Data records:
↓

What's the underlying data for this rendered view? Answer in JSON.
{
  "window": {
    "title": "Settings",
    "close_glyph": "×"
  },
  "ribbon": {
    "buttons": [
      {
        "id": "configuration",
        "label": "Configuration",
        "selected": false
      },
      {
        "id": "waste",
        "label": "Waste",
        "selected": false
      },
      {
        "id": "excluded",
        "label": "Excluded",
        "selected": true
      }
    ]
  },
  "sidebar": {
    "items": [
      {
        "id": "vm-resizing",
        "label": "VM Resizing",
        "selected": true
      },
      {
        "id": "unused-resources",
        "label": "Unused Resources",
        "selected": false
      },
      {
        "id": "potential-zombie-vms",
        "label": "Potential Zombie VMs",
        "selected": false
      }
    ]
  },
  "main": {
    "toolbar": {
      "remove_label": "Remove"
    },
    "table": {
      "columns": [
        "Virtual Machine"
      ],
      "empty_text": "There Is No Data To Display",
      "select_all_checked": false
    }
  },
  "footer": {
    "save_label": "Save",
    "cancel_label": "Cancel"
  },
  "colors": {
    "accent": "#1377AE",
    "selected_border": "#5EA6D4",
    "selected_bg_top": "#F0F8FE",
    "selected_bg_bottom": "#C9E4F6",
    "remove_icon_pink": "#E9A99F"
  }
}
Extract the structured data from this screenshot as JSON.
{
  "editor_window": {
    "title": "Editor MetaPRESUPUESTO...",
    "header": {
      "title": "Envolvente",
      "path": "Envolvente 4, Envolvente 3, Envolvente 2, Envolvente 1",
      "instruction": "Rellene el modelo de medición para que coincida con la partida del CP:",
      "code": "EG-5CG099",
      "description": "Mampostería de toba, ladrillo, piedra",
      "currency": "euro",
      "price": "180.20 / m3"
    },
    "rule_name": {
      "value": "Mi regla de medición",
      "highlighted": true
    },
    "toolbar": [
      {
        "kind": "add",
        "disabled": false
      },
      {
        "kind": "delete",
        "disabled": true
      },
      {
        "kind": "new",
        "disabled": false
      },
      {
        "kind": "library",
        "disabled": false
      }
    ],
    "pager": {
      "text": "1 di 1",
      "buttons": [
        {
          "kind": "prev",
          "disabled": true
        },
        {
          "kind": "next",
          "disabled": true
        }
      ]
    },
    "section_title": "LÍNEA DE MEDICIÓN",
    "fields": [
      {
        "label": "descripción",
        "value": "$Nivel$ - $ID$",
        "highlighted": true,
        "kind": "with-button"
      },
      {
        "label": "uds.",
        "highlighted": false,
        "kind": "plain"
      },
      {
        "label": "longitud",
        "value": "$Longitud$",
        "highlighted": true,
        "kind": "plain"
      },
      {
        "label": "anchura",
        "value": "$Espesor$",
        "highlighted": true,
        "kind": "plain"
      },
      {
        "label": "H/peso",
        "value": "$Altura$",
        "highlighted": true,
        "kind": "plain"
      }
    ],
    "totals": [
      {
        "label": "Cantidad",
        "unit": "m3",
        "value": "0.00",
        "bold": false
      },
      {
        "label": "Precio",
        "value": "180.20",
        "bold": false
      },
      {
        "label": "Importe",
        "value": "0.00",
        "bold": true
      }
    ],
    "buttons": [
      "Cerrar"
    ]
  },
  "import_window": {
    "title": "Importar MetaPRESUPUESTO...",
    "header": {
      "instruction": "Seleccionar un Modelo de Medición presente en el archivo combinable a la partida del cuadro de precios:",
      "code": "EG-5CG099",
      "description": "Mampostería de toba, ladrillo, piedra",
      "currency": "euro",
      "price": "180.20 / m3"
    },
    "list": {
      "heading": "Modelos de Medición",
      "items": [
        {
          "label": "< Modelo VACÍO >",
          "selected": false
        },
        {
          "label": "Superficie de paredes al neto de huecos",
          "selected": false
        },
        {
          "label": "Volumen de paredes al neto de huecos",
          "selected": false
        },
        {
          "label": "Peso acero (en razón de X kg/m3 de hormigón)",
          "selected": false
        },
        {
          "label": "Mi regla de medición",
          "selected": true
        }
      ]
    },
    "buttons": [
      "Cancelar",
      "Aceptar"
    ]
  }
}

↑

[EXERCISE INSTRUCTIONS] Send back each record exactly as it stands.

[TASK RESPONSE]
What's the underlying data for this rendered view? Answer in JSON.
{
  "window": {
    "title": "Settings",
    "close_glyph": "×"
  },
  "ribbon": {
    "buttons": [
      {
        "id": "configuration",
        "label": "Configuration",
        "selected": false
      },
      {
        "id": "waste",
        "label": "Waste",
        "selected": false
      },
      {
        "id": "excluded",
        "label": "Excluded",
        "selected": true
      }
    ]
  },
  "sidebar": {
    "items": [
      {
        "id": "vm-resizing",
        "label": "VM Resizing",
        "selected": true
      },
      {
        "id": "unused-resources",
        "label": "Unused Resources",
        "selected": false
      },
      {
        "id": "potential-zombie-vms",
        "label": "Potential Zombie VMs",
        "selected": false
      }
    ]
  },
  "main": {
    "toolbar": {
      "remove_label": "Remove"
    },
    "table": {
      "columns": [
        "Virtual Machine"
      ],
      "empty_text": "There Is No Data To Display",
      "select_all_checked": false
    }
  },
  "footer": {
    "save_label": "Save",
    "cancel_label": "Cancel"
  },
  "colors": {
    "accent": "#1377AE",
    "selected_border": "#5EA6D4",
    "selected_bg_top": "#F0F8FE",
    "selected_bg_bottom": "#C9E4F6",
    "remove_icon_pink": "#E9A99F"
  }
}
Extract the structured data from this screenshot as JSON.
{
  "editor_window": {
    "title": "Editor MetaPRESUPUESTO...",
    "header": {
      "title": "Envolvente",
      "path": "Envolvente 4, Envolvente 3, Envolvente 2, Envolvente 1",
      "instruction": "Rellene el modelo de medición para que coincida con la partida del CP:",
      "code": "EG-5CG099",
      "description": "Mampostería de toba, ladrillo, piedra",
      "currency": "euro",
      "price": "180.20 / m3"
    },
    "rule_name": {
      "value": "Mi regla de medición",
      "highlighted": true
    },
    "toolbar": [
      {
        "kind": "add",
        "disabled": false
      },
      {
        "kind": "delete",
        "disabled": true
      },
      {
        "kind": "new",
        "disabled": false
      },
      {
        "kind": "library",
        "disabled": false
      }
    ],
    "pager": {
      "text": "1 di 1",
      "buttons": [
        {
          "kind": "prev",
          "disabled": true
        },
        {
          "kind": "next",
          "disabled": true
        }
      ]
    },
    "section_title": "LÍNEA DE MEDICIÓN",
    "fields": [
      {
        "label": "descripción",
        "value": "$Nivel$ - $ID$",
        "highlighted": true,
        "kind": "with-button"
      },
      {
        "label": "uds.",
        "highlighted": false,
        "kind": "plain"
      },
      {
        "label": "longitud",
        "value": "$Longitud$",
        "highlighted": true,
        "kind": "plain"
      },
      {
        "label": "anchura",
        "value": "$Espesor$",
        "highlighted": true,
        "kind": "plain"
      },
      {
        "label": "H/peso",
        "value": "$Altura$",
        "highlighted": true,
        "kind": "plain"
      }
    ],
    "totals": [
      {
        "label": "Cantidad",
        "unit": "m3",
        "value": "0.00",
        "bold": false
      },
      {
        "label": "Precio",
        "value": "180.20",
        "bold": false
      },
      {
        "label": "Importe",
        "value": "0.00",
        "bold": true
      }
    ],
    "buttons": [
      "Cerrar"
    ]
  },
  "import_window": {
    "title": "Importar MetaPRESUPUESTO...",
    "header": {
      "instruction": "Seleccionar un Modelo de Medición presente en el archivo combinable a la partida del cuadro de precios:",
      "code": "EG-5CG099",
      "description": "Mampostería de toba, ladrillo, piedra",
      "currency": "euro",
      "price": "180.20 / m3"
    },
    "list": {
      "heading": "Modelos de Medición",
      "items": [
        {
          "label": "< Modelo VACÍO >",
          "selected": false
        },
        {
          "label": "Superficie de paredes al neto de huecos",
          "selected": false
        },
        {
          "label": "Volumen de paredes al neto de huecos",
          "selected": false
        },
        {
          "label": "Peso acero (en razón de X kg/m3 de hormigón)",
          "selected": false
        },
        {
          "label": "Mi regla de medición",
          "selected": true
        }
      ]
    },
    "buttons": [
      "Cancelar",
      "Aceptar"
    ]
  }
}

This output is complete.